> What the exercise asks
Leave out any pictures and transcribe all other data below exactly.

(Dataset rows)
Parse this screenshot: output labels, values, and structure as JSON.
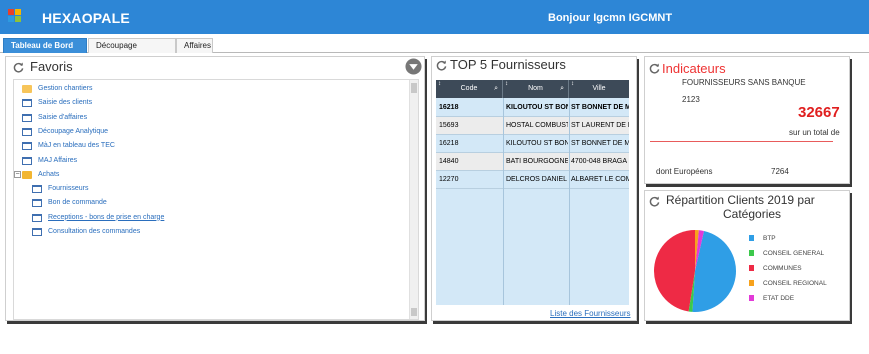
{
  "header": {
    "app_title": "HEXAOPALE",
    "greeting": "Bonjour Igcmn IGCMNT",
    "logo_colors": [
      "#e8402a",
      "#f7b500",
      "#2d9be0",
      "#8fc13a"
    ]
  },
  "tabs": [
    {
      "label": "Tableau de Bord",
      "active": true
    },
    {
      "label": "Découpage Analytique",
      "active": false
    },
    {
      "label": "Affaires",
      "active": false
    }
  ],
  "favoris": {
    "title": "Favoris",
    "items": [
      {
        "label": "Gestion chantiers",
        "icon": "folder-open-icon",
        "level": 0
      },
      {
        "label": "Saisie des clients",
        "icon": "window-icon",
        "level": 0
      },
      {
        "label": "Saisie d'affaires",
        "icon": "window-icon",
        "level": 0
      },
      {
        "label": "Découpage Analytique",
        "icon": "window-icon",
        "level": 0
      },
      {
        "label": "MàJ en tableau des TEC",
        "icon": "window-icon",
        "level": 0
      },
      {
        "label": "MAJ Affaires",
        "icon": "window-icon",
        "level": 0
      },
      {
        "label": "Achats",
        "icon": "folder-icon",
        "level": 0,
        "expander": "−"
      },
      {
        "label": "Fournisseurs",
        "icon": "window-icon",
        "level": 1
      },
      {
        "label": "Bon de commande",
        "icon": "window-icon",
        "level": 1
      },
      {
        "label": "Receptions - bons de prise en charge",
        "icon": "window-icon",
        "level": 1,
        "underline": true
      },
      {
        "label": "Consultation des commandes",
        "icon": "window-icon",
        "level": 1
      }
    ]
  },
  "top5": {
    "title": "TOP 5 Fournisseurs",
    "columns": [
      "Code",
      "Nom",
      "Ville"
    ],
    "rows": [
      {
        "code": "16218",
        "nom": "KILOUTOU ST BONN",
        "ville": "ST BONNET DE MU",
        "bold": true
      },
      {
        "code": "15693",
        "nom": "HOSTAL COMBUSTIE",
        "ville": "ST LAURENT DE MI",
        "bold": false
      },
      {
        "code": "16218",
        "nom": "KILOUTOU ST BONN",
        "ville": "ST BONNET DE MU",
        "bold": false
      },
      {
        "code": "14840",
        "nom": "BATI BOURGOGNE C",
        "ville": "4700-048 BRAGA",
        "bold": false
      },
      {
        "code": "12270",
        "nom": "DELCROS DANIEL",
        "ville": "ALBARET LE COMT",
        "bold": false
      }
    ],
    "link": "Liste des Fournisseurs"
  },
  "indicateurs": {
    "title": "Indicateurs",
    "label": "FOURNISSEURS SANS BANQUE",
    "count": "2123",
    "big_value": "32667",
    "total_label": "sur un total de",
    "europeens_label": "dont Européens",
    "europeens_value": "7264"
  },
  "repartition": {
    "title_line1": "Répartition Clients 2019  par",
    "title_line2": "Catégories"
  },
  "chart_data": {
    "type": "pie",
    "title": "Répartition Clients 2019  par Catégories",
    "categories": [
      "BTP",
      "CONSEIL GENERAL",
      "COMMUNES",
      "CONSEIL REGIONAL",
      "ETAT DDE"
    ],
    "values": [
      47.5,
      1.5,
      47.5,
      1.5,
      2.0
    ],
    "colors": [
      "#2f9ee6",
      "#3cc84b",
      "#ee2a45",
      "#f7a21c",
      "#e23ad8"
    ],
    "legend": "right"
  }
}
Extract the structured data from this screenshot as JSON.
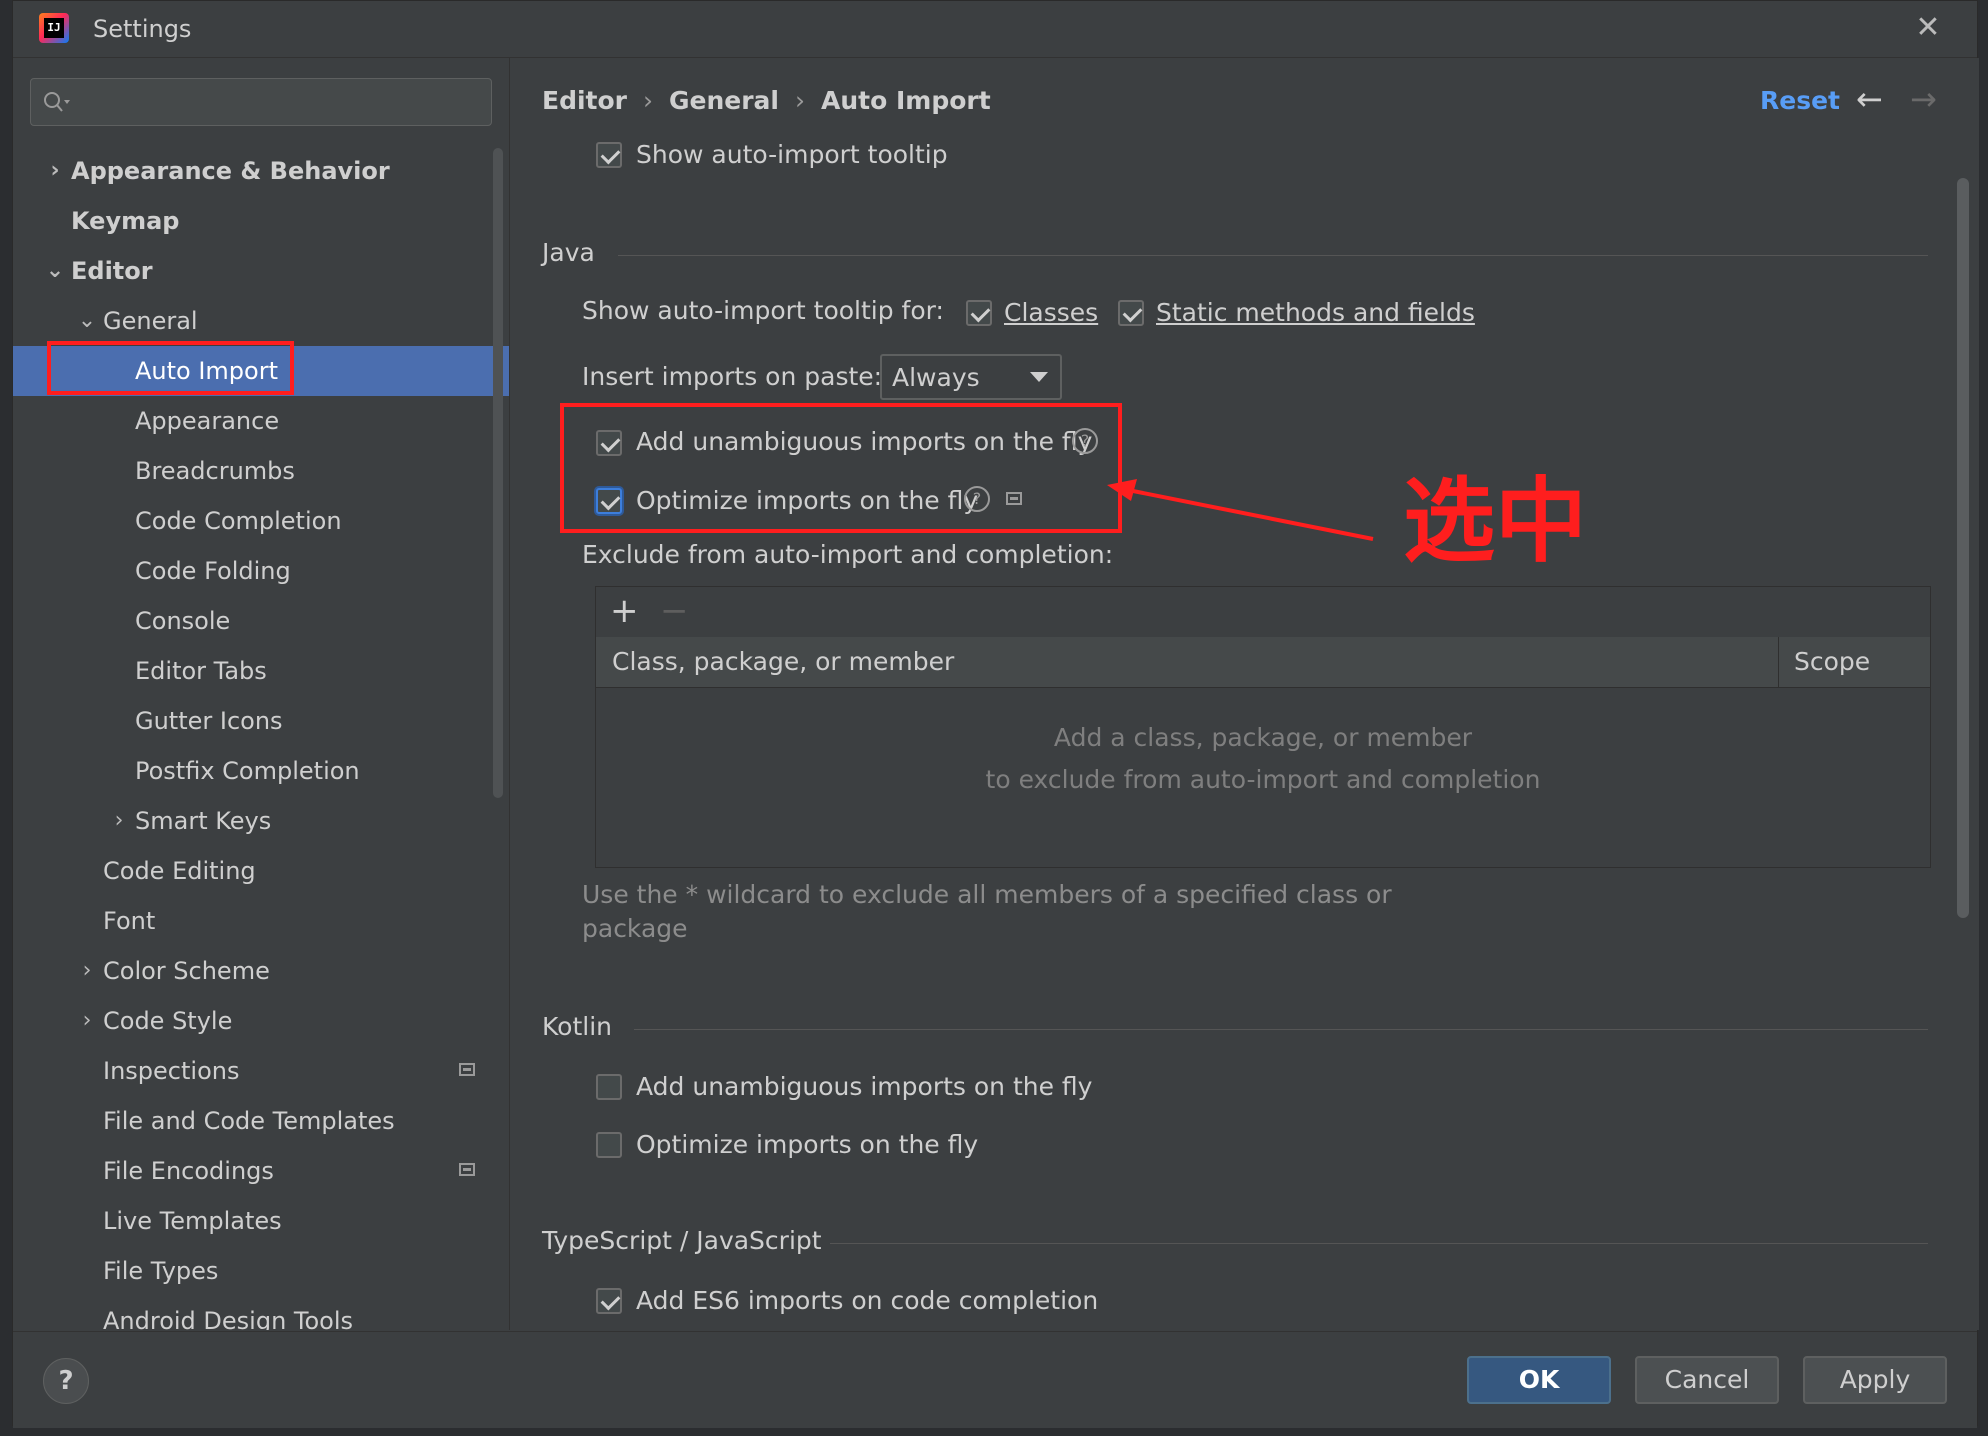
{
  "window": {
    "title": "Settings",
    "close_icon": "close-icon",
    "app_icon": "intellij-idea-icon"
  },
  "search": {
    "placeholder": "",
    "icon": "search-icon"
  },
  "sidebar": {
    "items": [
      {
        "label": "Appearance & Behavior",
        "expander": "collapsed"
      },
      {
        "label": "Keymap"
      },
      {
        "label": "Editor",
        "expander": "expanded"
      },
      {
        "label": "General",
        "expander": "expanded"
      },
      {
        "label": "Auto Import",
        "selected": true
      },
      {
        "label": "Appearance"
      },
      {
        "label": "Breadcrumbs"
      },
      {
        "label": "Code Completion"
      },
      {
        "label": "Code Folding"
      },
      {
        "label": "Console"
      },
      {
        "label": "Editor Tabs"
      },
      {
        "label": "Gutter Icons"
      },
      {
        "label": "Postfix Completion"
      },
      {
        "label": "Smart Keys",
        "expander": "collapsed"
      },
      {
        "label": "Code Editing"
      },
      {
        "label": "Font"
      },
      {
        "label": "Color Scheme",
        "expander": "collapsed"
      },
      {
        "label": "Code Style",
        "expander": "collapsed"
      },
      {
        "label": "Inspections",
        "badge": "project-scope-icon"
      },
      {
        "label": "File and Code Templates"
      },
      {
        "label": "File Encodings",
        "badge": "project-scope-icon"
      },
      {
        "label": "Live Templates"
      },
      {
        "label": "File Types"
      },
      {
        "label": "Android Design Tools"
      }
    ]
  },
  "breadcrumb": {
    "parts": [
      "Editor",
      "General",
      "Auto Import"
    ],
    "separator": "›"
  },
  "toolbar": {
    "reset_label": "Reset",
    "back_icon": "arrow-left-icon",
    "forward_icon": "arrow-right-icon"
  },
  "general": {
    "show_tooltip": {
      "label": "Show auto-import tooltip",
      "checked": true
    }
  },
  "java": {
    "title": "Java",
    "tooltip_for_label": "Show auto-import tooltip for:",
    "classes": {
      "label": "Classes",
      "checked": true
    },
    "static_members": {
      "label": "Static methods and fields",
      "checked": true
    },
    "insert_on_paste_label": "Insert imports on paste:",
    "insert_on_paste_value": "Always",
    "add_unambiguous": {
      "label": "Add unambiguous imports on the fly",
      "checked": true
    },
    "optimize": {
      "label": "Optimize imports on the fly",
      "checked": true
    },
    "exclude_label": "Exclude from auto-import and completion:",
    "table": {
      "add": "+",
      "remove": "−",
      "columns": [
        "Class, package, or member",
        "Scope"
      ],
      "empty_line1": "Add a class, package, or member",
      "empty_line2": "to exclude from auto-import and completion"
    },
    "hint_line1": "Use the * wildcard to exclude all members of a specified class or",
    "hint_line2": "package"
  },
  "kotlin": {
    "title": "Kotlin",
    "add_unambiguous": {
      "label": "Add unambiguous imports on the fly",
      "checked": false
    },
    "optimize": {
      "label": "Optimize imports on the fly",
      "checked": false
    }
  },
  "typescript": {
    "title": "TypeScript / JavaScript",
    "es6": {
      "label": "Add ES6 imports on code completion",
      "checked": true
    }
  },
  "footer": {
    "help": "?",
    "ok": "OK",
    "cancel": "Cancel",
    "apply": "Apply"
  },
  "annotation": {
    "text": "选中",
    "color": "#ff1e1e"
  },
  "colors": {
    "selection": "#4b6eaf",
    "link": "#589df6",
    "background": "#3c3f41"
  }
}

> Correct result
Parse this screenshot: output labels, values, and structure as JSON.
{
  "header": {
    "app_title": "HEXAOPALE",
    "greeting": "Bonjour Igcmn IGCMNT",
    "logo_colors": [
      "#e8402a",
      "#f7b500",
      "#2d9be0",
      "#8fc13a"
    ]
  },
  "tabs": [
    {
      "label": "Tableau de Bord",
      "active": true
    },
    {
      "label": "Découpage Analytique",
      "active": false
    },
    {
      "label": "Affaires",
      "active": false
    }
  ],
  "favoris": {
    "title": "Favoris",
    "items": [
      {
        "label": "Gestion chantiers",
        "icon": "folder-open-icon",
        "level": 0
      },
      {
        "label": "Saisie des clients",
        "icon": "window-icon",
        "level": 0
      },
      {
        "label": "Saisie d'affaires",
        "icon": "window-icon",
        "level": 0
      },
      {
        "label": "Découpage Analytique",
        "icon": "window-icon",
        "level": 0
      },
      {
        "label": "MàJ en tableau des TEC",
        "icon": "window-icon",
        "level": 0
      },
      {
        "label": "MAJ Affaires",
        "icon": "window-icon",
        "level": 0
      },
      {
        "label": "Achats",
        "icon": "folder-icon",
        "level": 0,
        "expander": "−"
      },
      {
        "label": "Fournisseurs",
        "icon": "window-icon",
        "level": 1
      },
      {
        "label": "Bon de commande",
        "icon": "window-icon",
        "level": 1
      },
      {
        "label": "Receptions - bons de prise en charge",
        "icon": "window-icon",
        "level": 1,
        "underline": true
      },
      {
        "label": "Consultation des commandes",
        "icon": "window-icon",
        "level": 1
      }
    ]
  },
  "top5": {
    "title": "TOP 5 Fournisseurs",
    "columns": [
      "Code",
      "Nom",
      "Ville"
    ],
    "rows": [
      {
        "code": "16218",
        "nom": "KILOUTOU ST BONN",
        "ville": "ST BONNET DE MU",
        "bold": true
      },
      {
        "code": "15693",
        "nom": "HOSTAL COMBUSTIE",
        "ville": "ST LAURENT DE MI",
        "bold": false
      },
      {
        "code": "16218",
        "nom": "KILOUTOU ST BONN",
        "ville": "ST BONNET DE MU",
        "bold": false
      },
      {
        "code": "14840",
        "nom": "BATI BOURGOGNE C",
        "ville": "4700-048 BRAGA",
        "bold": false
      },
      {
        "code": "12270",
        "nom": "DELCROS DANIEL",
        "ville": "ALBARET LE COMT",
        "bold": false
      }
    ],
    "link": "Liste des Fournisseurs"
  },
  "indicateurs": {
    "title": "Indicateurs",
    "label": "FOURNISSEURS SANS BANQUE",
    "count": "2123",
    "big_value": "32667",
    "total_label": "sur un total de",
    "europeens_label": "dont Européens",
    "europeens_value": "7264"
  },
  "repartition": {
    "title_line1": "Répartition Clients 2019  par",
    "title_line2": "Catégories"
  },
  "chart_data": {
    "type": "pie",
    "title": "Répartition Clients 2019  par Catégories",
    "categories": [
      "BTP",
      "CONSEIL GENERAL",
      "COMMUNES",
      "CONSEIL REGIONAL",
      "ETAT DDE"
    ],
    "values": [
      47.5,
      1.5,
      47.5,
      1.5,
      2.0
    ],
    "colors": [
      "#2f9ee6",
      "#3cc84b",
      "#ee2a45",
      "#f7a21c",
      "#e23ad8"
    ],
    "legend": "right"
  }
}
Extract the structured data from this screenshot as JSON.
{
  "window": {
    "title": "Settings",
    "close_icon": "close-icon",
    "app_icon": "intellij-idea-icon"
  },
  "search": {
    "placeholder": "",
    "icon": "search-icon"
  },
  "sidebar": {
    "items": [
      {
        "label": "Appearance & Behavior",
        "expander": "collapsed"
      },
      {
        "label": "Keymap"
      },
      {
        "label": "Editor",
        "expander": "expanded"
      },
      {
        "label": "General",
        "expander": "expanded"
      },
      {
        "label": "Auto Import",
        "selected": true
      },
      {
        "label": "Appearance"
      },
      {
        "label": "Breadcrumbs"
      },
      {
        "label": "Code Completion"
      },
      {
        "label": "Code Folding"
      },
      {
        "label": "Console"
      },
      {
        "label": "Editor Tabs"
      },
      {
        "label": "Gutter Icons"
      },
      {
        "label": "Postfix Completion"
      },
      {
        "label": "Smart Keys",
        "expander": "collapsed"
      },
      {
        "label": "Code Editing"
      },
      {
        "label": "Font"
      },
      {
        "label": "Color Scheme",
        "expander": "collapsed"
      },
      {
        "label": "Code Style",
        "expander": "collapsed"
      },
      {
        "label": "Inspections",
        "badge": "project-scope-icon"
      },
      {
        "label": "File and Code Templates"
      },
      {
        "label": "File Encodings",
        "badge": "project-scope-icon"
      },
      {
        "label": "Live Templates"
      },
      {
        "label": "File Types"
      },
      {
        "label": "Android Design Tools"
      }
    ]
  },
  "breadcrumb": {
    "parts": [
      "Editor",
      "General",
      "Auto Import"
    ],
    "separator": "›"
  },
  "toolbar": {
    "reset_label": "Reset",
    "back_icon": "arrow-left-icon",
    "forward_icon": "arrow-right-icon"
  },
  "general": {
    "show_tooltip": {
      "label": "Show auto-import tooltip",
      "checked": true
    }
  },
  "java": {
    "title": "Java",
    "tooltip_for_label": "Show auto-import tooltip for:",
    "classes": {
      "label": "Classes",
      "checked": true
    },
    "static_members": {
      "label": "Static methods and fields",
      "checked": true
    },
    "insert_on_paste_label": "Insert imports on paste:",
    "insert_on_paste_value": "Always",
    "add_unambiguous": {
      "label": "Add unambiguous imports on the fly",
      "checked": true
    },
    "optimize": {
      "label": "Optimize imports on the fly",
      "checked": true
    },
    "exclude_label": "Exclude from auto-import and completion:",
    "table": {
      "add": "+",
      "remove": "−",
      "columns": [
        "Class, package, or member",
        "Scope"
      ],
      "empty_line1": "Add a class, package, or member",
      "empty_line2": "to exclude from auto-import and completion"
    },
    "hint_line1": "Use the * wildcard to exclude all members of a specified class or",
    "hint_line2": "package"
  },
  "kotlin": {
    "title": "Kotlin",
    "add_unambiguous": {
      "label": "Add unambiguous imports on the fly",
      "checked": false
    },
    "optimize": {
      "label": "Optimize imports on the fly",
      "checked": false
    }
  },
  "typescript": {
    "title": "TypeScript / JavaScript",
    "es6": {
      "label": "Add ES6 imports on code completion",
      "checked": true
    }
  },
  "footer": {
    "help": "?",
    "ok": "OK",
    "cancel": "Cancel",
    "apply": "Apply"
  },
  "annotation": {
    "text": "选中",
    "color": "#ff1e1e"
  },
  "colors": {
    "selection": "#4b6eaf",
    "link": "#589df6",
    "background": "#3c3f41"
  }
}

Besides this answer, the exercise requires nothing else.